§ WORK TO DO: Copy out the lines below exactly as they stand.

━━━━━━━━━━━━━━━━━━━━━━━━━━━━━━

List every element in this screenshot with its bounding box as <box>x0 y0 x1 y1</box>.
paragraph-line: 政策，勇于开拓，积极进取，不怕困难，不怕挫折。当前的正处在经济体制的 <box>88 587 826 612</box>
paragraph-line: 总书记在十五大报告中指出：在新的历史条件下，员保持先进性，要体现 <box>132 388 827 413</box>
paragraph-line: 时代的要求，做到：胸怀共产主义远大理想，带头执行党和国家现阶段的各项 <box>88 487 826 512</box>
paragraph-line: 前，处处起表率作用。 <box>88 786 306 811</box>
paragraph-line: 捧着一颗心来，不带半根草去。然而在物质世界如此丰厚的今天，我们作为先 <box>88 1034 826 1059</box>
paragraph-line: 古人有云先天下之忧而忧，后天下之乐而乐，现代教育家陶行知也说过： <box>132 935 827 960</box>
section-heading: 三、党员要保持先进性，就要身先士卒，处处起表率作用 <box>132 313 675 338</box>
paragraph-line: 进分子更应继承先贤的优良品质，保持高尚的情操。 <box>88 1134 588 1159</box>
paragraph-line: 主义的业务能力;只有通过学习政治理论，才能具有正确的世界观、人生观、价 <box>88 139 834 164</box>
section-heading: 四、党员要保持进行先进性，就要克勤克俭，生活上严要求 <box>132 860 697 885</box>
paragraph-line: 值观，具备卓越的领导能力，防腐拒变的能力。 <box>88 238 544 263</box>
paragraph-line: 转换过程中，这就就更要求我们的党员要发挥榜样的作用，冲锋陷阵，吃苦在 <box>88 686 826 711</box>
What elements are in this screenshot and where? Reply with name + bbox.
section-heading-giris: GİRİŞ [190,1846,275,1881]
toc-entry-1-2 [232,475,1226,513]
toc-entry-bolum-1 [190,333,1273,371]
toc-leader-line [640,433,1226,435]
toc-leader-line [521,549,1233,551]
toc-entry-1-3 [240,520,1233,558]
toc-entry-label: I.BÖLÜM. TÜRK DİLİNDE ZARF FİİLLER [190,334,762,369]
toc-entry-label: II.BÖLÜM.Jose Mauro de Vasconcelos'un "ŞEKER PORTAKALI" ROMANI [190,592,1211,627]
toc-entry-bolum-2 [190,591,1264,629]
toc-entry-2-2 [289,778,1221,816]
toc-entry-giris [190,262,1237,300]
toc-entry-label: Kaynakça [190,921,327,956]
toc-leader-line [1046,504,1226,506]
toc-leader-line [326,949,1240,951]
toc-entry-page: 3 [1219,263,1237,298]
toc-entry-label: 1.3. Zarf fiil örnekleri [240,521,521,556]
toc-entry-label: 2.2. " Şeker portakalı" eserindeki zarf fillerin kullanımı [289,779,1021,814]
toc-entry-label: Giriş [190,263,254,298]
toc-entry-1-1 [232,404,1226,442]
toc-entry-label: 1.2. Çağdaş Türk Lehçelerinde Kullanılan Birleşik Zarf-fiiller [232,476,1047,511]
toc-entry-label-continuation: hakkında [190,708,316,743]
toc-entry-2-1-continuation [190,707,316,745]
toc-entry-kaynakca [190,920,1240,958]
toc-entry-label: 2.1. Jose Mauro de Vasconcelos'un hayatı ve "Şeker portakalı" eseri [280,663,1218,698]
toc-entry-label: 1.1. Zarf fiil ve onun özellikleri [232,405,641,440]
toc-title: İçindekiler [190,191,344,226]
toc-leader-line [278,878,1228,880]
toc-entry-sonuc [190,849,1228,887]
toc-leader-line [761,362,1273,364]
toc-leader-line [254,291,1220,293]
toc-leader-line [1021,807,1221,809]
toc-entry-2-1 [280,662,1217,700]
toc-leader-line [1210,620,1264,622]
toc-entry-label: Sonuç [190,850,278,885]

━━━━━━━━━━━━━━━━━━━━━━━━━━━━━━

§ SOLUTION FOR THIS PROBLEM:
List every element in this screenshot with its bounding box as <box>x0 y0 x1 y1</box>.
paragraph-line: 政策，勇于开拓，积极进取，不怕困难，不怕挫折。当前的正处在经济体制的 <box>88 587 826 612</box>
paragraph-line: 总书记在十五大报告中指出：在新的历史条件下，员保持先进性，要体现 <box>132 388 827 413</box>
paragraph-line: 时代的要求，做到：胸怀共产主义远大理想，带头执行党和国家现阶段的各项 <box>88 487 826 512</box>
paragraph-line: 前，处处起表率作用。 <box>88 786 306 811</box>
paragraph-line: 捧着一颗心来，不带半根草去。然而在物质世界如此丰厚的今天，我们作为先 <box>88 1034 826 1059</box>
paragraph-line: 古人有云先天下之忧而忧，后天下之乐而乐，现代教育家陶行知也说过： <box>132 935 827 960</box>
section-heading: 三、党员要保持先进性，就要身先士卒，处处起表率作用 <box>132 313 675 338</box>
paragraph-line: 进分子更应继承先贤的优良品质，保持高尚的情操。 <box>88 1134 588 1159</box>
paragraph-line: 主义的业务能力;只有通过学习政治理论，才能具有正确的世界观、人生观、价 <box>88 139 834 164</box>
section-heading: 四、党员要保持进行先进性，就要克勤克俭，生活上严要求 <box>132 860 697 885</box>
paragraph-line: 值观，具备卓越的领导能力，防腐拒变的能力。 <box>88 238 544 263</box>
paragraph-line: 转换过程中，这就就更要求我们的党员要发挥榜样的作用，冲锋陷阵，吃苦在 <box>88 686 826 711</box>
What elements are in this screenshot and where? Reply with name + bbox.
section-heading-giris: GİRİŞ [190,1846,275,1881]
toc-entry-1-2 [232,475,1226,513]
toc-entry-bolum-1 [190,333,1273,371]
toc-leader-line [640,433,1226,435]
toc-leader-line [521,549,1233,551]
toc-entry-1-3 [240,520,1233,558]
toc-entry-label: I.BÖLÜM. TÜRK DİLİNDE ZARF FİİLLER [190,334,762,369]
toc-entry-label: II.BÖLÜM.Jose Mauro de Vasconcelos'un "ŞEKER PORTAKALI" ROMANI [190,592,1211,627]
toc-entry-bolum-2 [190,591,1264,629]
toc-entry-2-2 [289,778,1221,816]
toc-entry-giris [190,262,1237,300]
toc-entry-label: Kaynakça [190,921,327,956]
toc-leader-line [1046,504,1226,506]
toc-leader-line [326,949,1240,951]
toc-entry-page: 3 [1219,263,1237,298]
toc-entry-label: 1.3. Zarf fiil örnekleri [240,521,521,556]
toc-entry-label: 2.2. " Şeker portakalı" eserindeki zarf fillerin kullanımı [289,779,1021,814]
toc-entry-label: Giriş [190,263,254,298]
toc-entry-1-1 [232,404,1226,442]
toc-entry-label: 1.2. Çağdaş Türk Lehçelerinde Kullanılan Birleşik Zarf-fiiller [232,476,1047,511]
toc-entry-label-continuation: hakkında [190,708,316,743]
toc-entry-2-1-continuation [190,707,316,745]
toc-entry-kaynakca [190,920,1240,958]
toc-entry-label: 2.1. Jose Mauro de Vasconcelos'un hayatı ve "Şeker portakalı" eseri [280,663,1218,698]
toc-entry-label: 1.1. Zarf fiil ve onun özellikleri [232,405,641,440]
toc-title: İçindekiler [190,191,344,226]
toc-leader-line [278,878,1228,880]
toc-entry-sonuc [190,849,1228,887]
toc-leader-line [761,362,1273,364]
toc-leader-line [254,291,1220,293]
toc-leader-line [1021,807,1221,809]
toc-entry-2-1 [280,662,1217,700]
toc-leader-line [1210,620,1264,622]
toc-entry-label: Sonuç [190,850,278,885]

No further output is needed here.